IPID plans probe into allegations against Phiyega

The Independent Police Investigative Directorate (IPID) will investigate allegations against national police commissioner Riah Phiyega, it said on Tuesday.

"A docket of defeating the ends of justice was referred to the IPID's Western Cape provincial office after it was registered at the Bishop Lavis Police Station," it said in a statement.

"An investigator has been appointed and given an instruction to fast-track the investigation. The investigator will contact all the relevant role players in due course."

The allegations surround claims that Phiyega tipped off Western Cape police commissioner Lieutenant General Arno Lamoer about investigations against him.

Acting IPID director Koekie Mbeki said the decision to probe the matter was in line with the IPID Act.

"As the IPID, we will conduct an independent and impartial investigation and we hope that we will get the necessary co-operation from all parties so that we can expedite this investigation," she said.

"We expect to complete the investigation within three months."

'Committed no crime'
Phiyega welcomed the probe, said her spokesperson Lieutenant General Solomon Makgale.

"The national commissioner still maintain[s] that she committed no crime," he said.

"General Phiyega would like to reassure members of the South African Police Service, as well as the people of South Africa, that she remains focused on her efforts to fight crime and ensure that all police units and officials conduct their tasks with the utmost integrity," he said.

According to reports, Phiyega told Lamoer on three occasions that she was aware he was under investigation.

The Sunday Independent reported that their telephone conversations had been legally recorded by crime intelligence operatives monitoring Lamoer's calls.

He was allegedly associated with a Cape Town drug-dealer and well-known businessperson.

# Exercises:
1. In the article about the IPID probe into Phiyega, why does acting IPID director Koekie Mbeki hope for co-operation from all parties?
2. Summarize the article on the IPID probe into Phiyega in two sentences.
3. Write the next few paragraphs of the article about the IPID probe into Phiyega, picking up after its final sentence.

# Data extract:
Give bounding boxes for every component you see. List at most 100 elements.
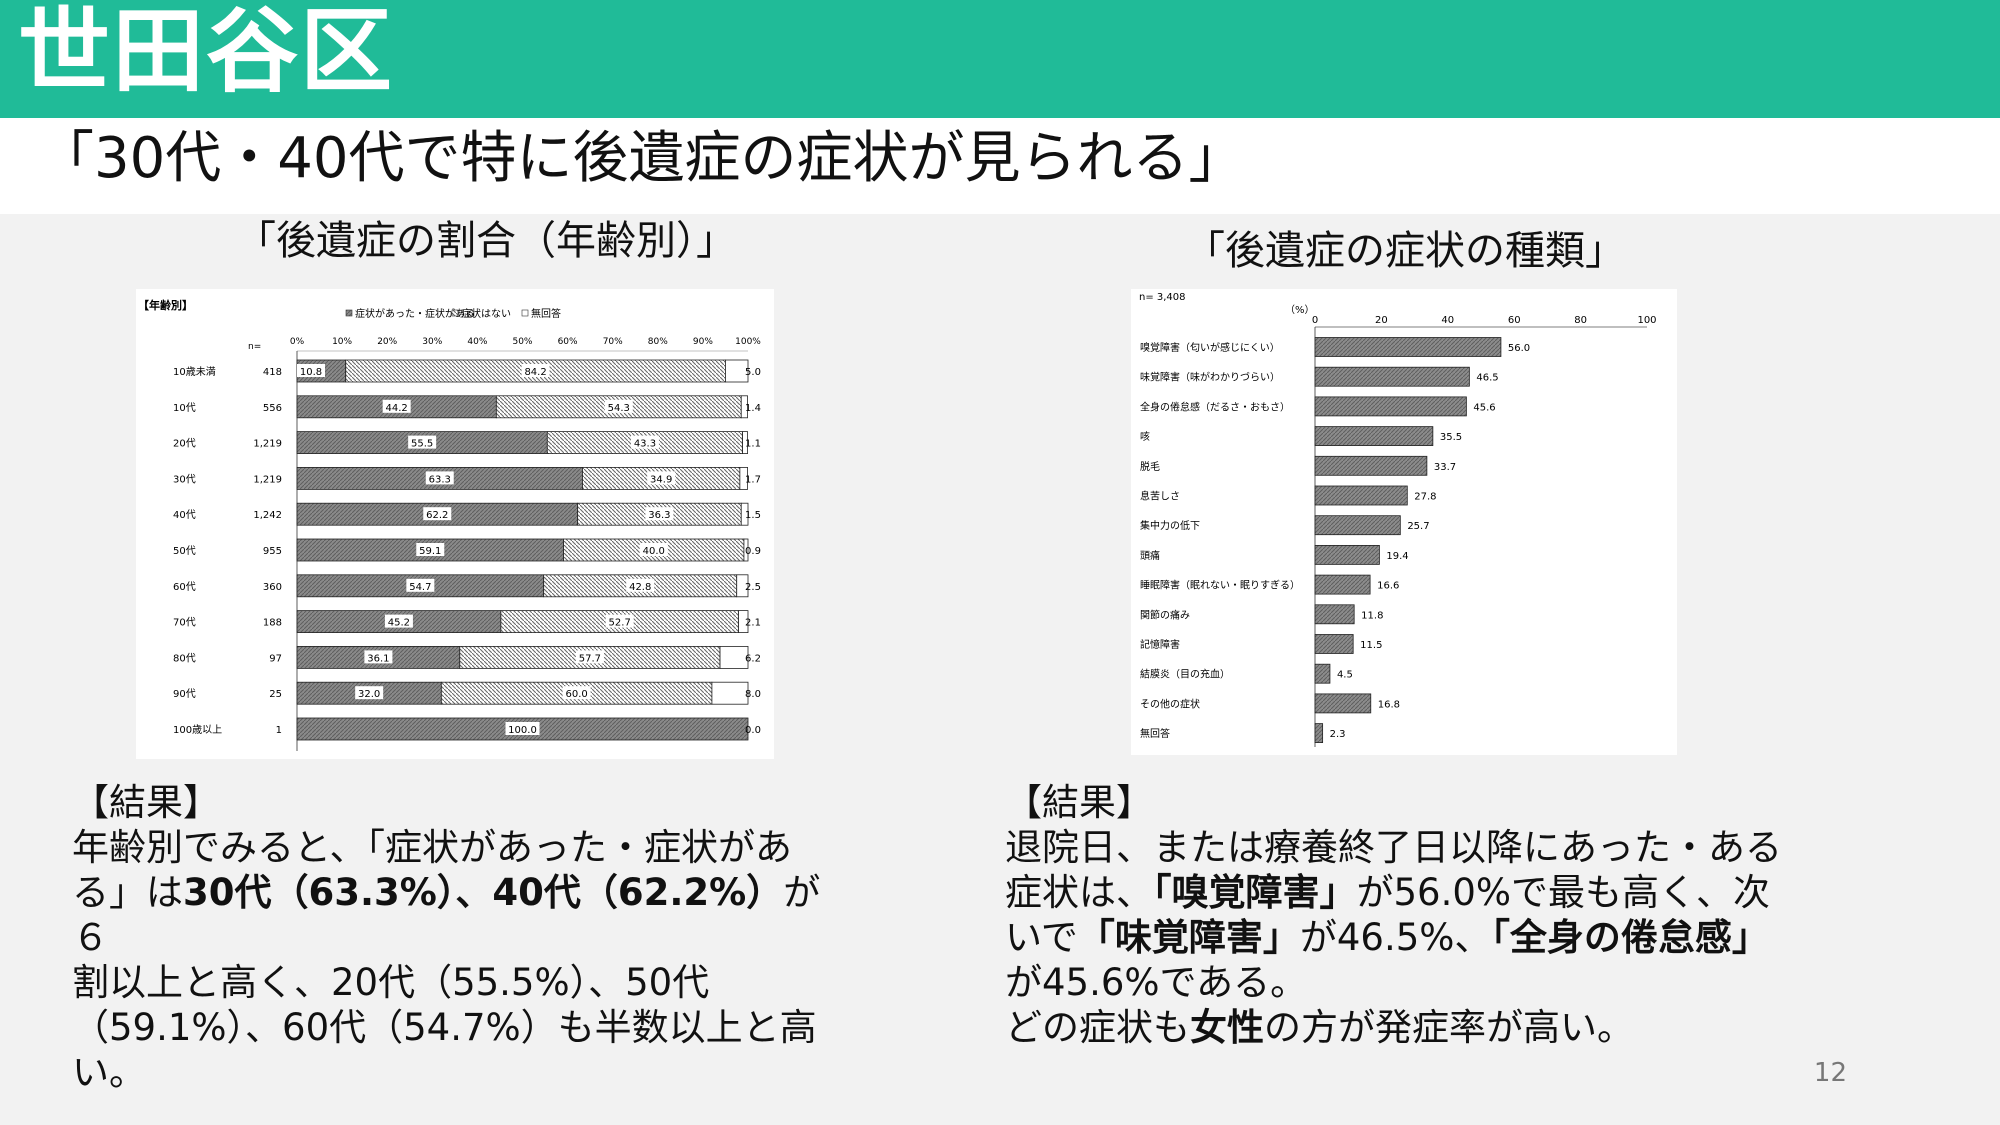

# Task answers:
1. She hopes for the necessary co-operation from all parties so that the IPID can expedite its investigation, which it expects to complete within three months.

2. The IPID said it will investigate a docket of defeating the ends of justice against national police commissioner Riah Phiyega, who allegedly tipped off Western Cape police commissioner Arno Lamoer about investigations against him, and it expects to finish within three months. Through her spokesperson, Phiyega welcomed the probe and maintained that she committed no crime.

3.
In the conversations, Phiyega reportedly made Lamoer aware of similar allegations by Hawks boss Anwa Dramat.

Criminal charges
According to the report, the disclosures outraged crime intelligence operatives, who threatened to lay criminal charges against Phiyega.

Phiyega denied tippingoff Lamoer.

"The national commissioner confirmed that she did not initiate a conversation with Lieutenant General Lamoer with regard to these allegations, but that the conversation arose as a result of a question by a [Democratic Alliance] Member of Parliament," Makgale said.

"The department is obliged to reply to such questions."

He said Phiyega could confirm that she became aware of the inquiry into Lamoer on May 29, after she was briefed by the Hawks.

"An inquiry is an assessment done by the Hawks to establish if there is prima facie evidence to warrant a full investigation prior to opening a docket," Makgale said.

" … Dramat, at the time, indicated that the inquiry was initiated at the request of Lieutenant General Lamoer in July 2012. In other words, Lieutenant General Lamoer has always been aware of the inquiry."

'Surprise'
Makgale said the inquiry had at no time been public knowledge.

"Hence Lieutenant General Lamoer's surprise when he found out that a political party was aware of such a matter."

Phiyega previously said it was "interesting" that the allegations against her surfaced from "faceless people" shortly after her decision to put former acting crime intelligence boss Major General Chris Ngcobo on special leave.

Ngcobo was placed on special leave last week after a vetting process allegedly found discrepancies in his qualifications.

Meanwhile, the Democratic Alliance (DA) on Tuesday called for Phiyega's suspension pending the outcome of a probe into the allegations.

"In order to ensure that the investigation is truly independent, Phiyega must be suspended as a course of action to allow the investigation to be conducted without any possibility of her interference," DA MP Dianne Kohler-Barnard said in a statement.

Kohler-Barnard said there were grounds for suspension, under the Labour Relations Act, if an employee was implicated in misconduct, if there was prima facie evidence of guilt, and if the employee could unfairly influence a probe.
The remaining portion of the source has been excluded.